Extracted text -

Contrary to my 25th year’s travels which were mainly as a solo backpacker or with a travel buddy, 2013-2014 was more of a group travel kind for me. It’s also during this span of time that I’ve met several important people in my life — from CouchSurfing acquaintances to really great friends, and from total strangers to favorite companions and partners in crime. And yes, ’twas also late last year that I met someone whom I’m looking forward to have more travels and adventures with.
In one rather sunny August day, me and some friends from couchsurfing decided to push through with a quick weekend escape to Laiya, Batangas — a coastline of white sand about three or four hours from the paved highways of Manila.
We actually talked about the trip a week before but weren’t really sure if we’d push through. Laiya isn’t exactly known to the Manila populace as a cheap place for a quick getaway. When you say Laiya, it’s possible that the first thought are the big and fancy resort hotels that charge you about 4000 per person for the weekend — which, I think, for the services, amenities and package food menu that is included is just fair for a touristy weekend vacay.

Work instructions -
a – Answer these questions about the travel post:
(i) How did the writer mainly travel during their 25th year?
(ii) About how long does it take to reach Laiya, Batangas from the paved highways of Manila?
(iii) Roughly how much do the big resort hotels in Laiya charge per person for the weekend?
b – According to the travel post, what is included in the roughly 4000-per-person resort weekend? List every item.

Extracted entries -
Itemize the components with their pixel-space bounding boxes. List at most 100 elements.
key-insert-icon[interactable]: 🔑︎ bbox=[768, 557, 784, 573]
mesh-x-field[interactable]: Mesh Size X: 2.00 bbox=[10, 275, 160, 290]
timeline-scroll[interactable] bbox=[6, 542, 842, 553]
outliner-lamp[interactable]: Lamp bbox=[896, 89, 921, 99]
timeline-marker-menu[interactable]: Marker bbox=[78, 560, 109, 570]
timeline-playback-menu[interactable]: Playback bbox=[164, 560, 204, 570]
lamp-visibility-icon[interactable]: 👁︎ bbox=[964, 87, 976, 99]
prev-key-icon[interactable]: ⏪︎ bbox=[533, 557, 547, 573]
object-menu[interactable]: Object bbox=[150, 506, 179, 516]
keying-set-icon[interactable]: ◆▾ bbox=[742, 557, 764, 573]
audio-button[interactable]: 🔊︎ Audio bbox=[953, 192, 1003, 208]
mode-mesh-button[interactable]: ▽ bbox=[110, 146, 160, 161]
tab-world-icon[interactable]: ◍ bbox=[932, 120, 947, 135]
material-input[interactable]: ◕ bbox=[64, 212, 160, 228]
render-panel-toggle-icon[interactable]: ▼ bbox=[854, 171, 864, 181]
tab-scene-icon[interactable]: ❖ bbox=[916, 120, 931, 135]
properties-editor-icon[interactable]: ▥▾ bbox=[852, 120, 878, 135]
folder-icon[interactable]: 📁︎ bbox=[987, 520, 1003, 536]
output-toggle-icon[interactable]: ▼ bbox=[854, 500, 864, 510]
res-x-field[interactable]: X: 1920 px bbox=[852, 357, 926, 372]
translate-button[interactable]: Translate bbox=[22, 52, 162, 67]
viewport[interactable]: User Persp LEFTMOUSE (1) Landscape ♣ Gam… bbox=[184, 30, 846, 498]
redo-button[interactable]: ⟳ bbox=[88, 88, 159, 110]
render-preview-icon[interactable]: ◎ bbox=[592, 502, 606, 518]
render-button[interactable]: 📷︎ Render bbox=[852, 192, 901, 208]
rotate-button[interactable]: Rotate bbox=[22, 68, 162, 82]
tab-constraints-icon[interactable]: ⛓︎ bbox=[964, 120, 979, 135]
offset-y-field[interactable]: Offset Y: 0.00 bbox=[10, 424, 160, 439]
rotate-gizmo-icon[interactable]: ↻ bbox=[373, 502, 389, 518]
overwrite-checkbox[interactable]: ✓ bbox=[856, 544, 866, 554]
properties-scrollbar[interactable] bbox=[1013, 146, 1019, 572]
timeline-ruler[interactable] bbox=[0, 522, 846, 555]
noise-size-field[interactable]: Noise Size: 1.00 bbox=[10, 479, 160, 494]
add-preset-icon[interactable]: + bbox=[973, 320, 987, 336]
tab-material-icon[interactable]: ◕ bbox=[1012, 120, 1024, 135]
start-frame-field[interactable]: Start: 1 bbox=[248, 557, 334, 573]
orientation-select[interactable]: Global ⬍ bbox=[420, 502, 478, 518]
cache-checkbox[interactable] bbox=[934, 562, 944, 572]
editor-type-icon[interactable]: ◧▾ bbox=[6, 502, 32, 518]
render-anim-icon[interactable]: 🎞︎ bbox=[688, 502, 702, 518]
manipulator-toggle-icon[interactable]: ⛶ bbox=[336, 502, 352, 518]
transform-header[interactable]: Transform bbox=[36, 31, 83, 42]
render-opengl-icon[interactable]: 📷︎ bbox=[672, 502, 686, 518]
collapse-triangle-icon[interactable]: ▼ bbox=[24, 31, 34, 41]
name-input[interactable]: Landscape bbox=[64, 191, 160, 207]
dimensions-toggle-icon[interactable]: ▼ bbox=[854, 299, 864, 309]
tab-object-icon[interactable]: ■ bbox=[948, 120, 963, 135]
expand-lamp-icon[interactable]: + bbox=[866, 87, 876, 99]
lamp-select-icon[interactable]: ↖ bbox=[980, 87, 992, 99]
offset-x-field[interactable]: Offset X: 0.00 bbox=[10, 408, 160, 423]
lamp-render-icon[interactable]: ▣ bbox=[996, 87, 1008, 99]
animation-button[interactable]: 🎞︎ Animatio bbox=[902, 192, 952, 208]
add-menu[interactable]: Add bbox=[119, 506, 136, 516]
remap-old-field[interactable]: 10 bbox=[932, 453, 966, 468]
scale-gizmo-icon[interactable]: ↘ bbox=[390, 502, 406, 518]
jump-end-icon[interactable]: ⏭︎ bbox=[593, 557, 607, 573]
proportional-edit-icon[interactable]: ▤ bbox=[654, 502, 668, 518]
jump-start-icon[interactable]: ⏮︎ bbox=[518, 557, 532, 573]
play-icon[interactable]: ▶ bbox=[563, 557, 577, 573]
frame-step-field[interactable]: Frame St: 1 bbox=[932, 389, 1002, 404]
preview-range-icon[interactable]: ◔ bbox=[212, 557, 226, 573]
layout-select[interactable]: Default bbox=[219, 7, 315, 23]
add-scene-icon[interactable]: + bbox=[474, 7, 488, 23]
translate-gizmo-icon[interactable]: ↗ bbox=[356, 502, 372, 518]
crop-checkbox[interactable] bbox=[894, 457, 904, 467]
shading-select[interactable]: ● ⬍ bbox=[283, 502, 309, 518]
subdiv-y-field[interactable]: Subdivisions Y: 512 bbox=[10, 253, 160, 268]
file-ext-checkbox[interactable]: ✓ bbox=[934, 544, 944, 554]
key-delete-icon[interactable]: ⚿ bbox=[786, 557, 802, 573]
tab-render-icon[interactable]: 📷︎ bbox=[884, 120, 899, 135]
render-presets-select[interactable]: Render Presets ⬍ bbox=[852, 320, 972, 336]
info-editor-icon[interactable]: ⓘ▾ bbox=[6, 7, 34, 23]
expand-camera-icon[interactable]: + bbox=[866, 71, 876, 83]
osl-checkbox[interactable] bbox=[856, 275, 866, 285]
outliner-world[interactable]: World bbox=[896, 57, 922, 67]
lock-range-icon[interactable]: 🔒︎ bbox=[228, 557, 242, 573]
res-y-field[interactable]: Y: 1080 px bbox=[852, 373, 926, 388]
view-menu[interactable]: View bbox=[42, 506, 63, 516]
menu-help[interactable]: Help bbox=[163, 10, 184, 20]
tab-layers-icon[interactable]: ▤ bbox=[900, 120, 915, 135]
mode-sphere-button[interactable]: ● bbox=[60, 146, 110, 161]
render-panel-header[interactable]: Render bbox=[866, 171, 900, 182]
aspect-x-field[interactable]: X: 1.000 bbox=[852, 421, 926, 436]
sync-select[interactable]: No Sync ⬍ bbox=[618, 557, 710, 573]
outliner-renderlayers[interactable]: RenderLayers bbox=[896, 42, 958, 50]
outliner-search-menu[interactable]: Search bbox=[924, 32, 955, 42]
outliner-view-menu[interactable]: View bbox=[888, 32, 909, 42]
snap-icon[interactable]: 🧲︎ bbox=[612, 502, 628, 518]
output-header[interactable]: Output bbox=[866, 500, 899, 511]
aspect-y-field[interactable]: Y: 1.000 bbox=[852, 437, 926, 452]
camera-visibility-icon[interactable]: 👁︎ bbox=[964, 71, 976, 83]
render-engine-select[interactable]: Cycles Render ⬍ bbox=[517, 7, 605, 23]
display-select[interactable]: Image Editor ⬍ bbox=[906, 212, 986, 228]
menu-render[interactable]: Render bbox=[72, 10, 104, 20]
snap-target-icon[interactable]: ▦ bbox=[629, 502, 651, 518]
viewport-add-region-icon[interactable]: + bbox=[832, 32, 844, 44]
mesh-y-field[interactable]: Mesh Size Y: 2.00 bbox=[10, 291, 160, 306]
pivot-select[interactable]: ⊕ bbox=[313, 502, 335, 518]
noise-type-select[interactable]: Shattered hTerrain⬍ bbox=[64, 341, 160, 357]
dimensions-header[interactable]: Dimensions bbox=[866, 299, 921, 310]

Task answers -
a –
(i) Mainly as a solo backpacker or with a travel buddy.
(ii) About three or four hours.
(iii) About 4000 per person.

b –
- Services
- Amenities
- Package food menu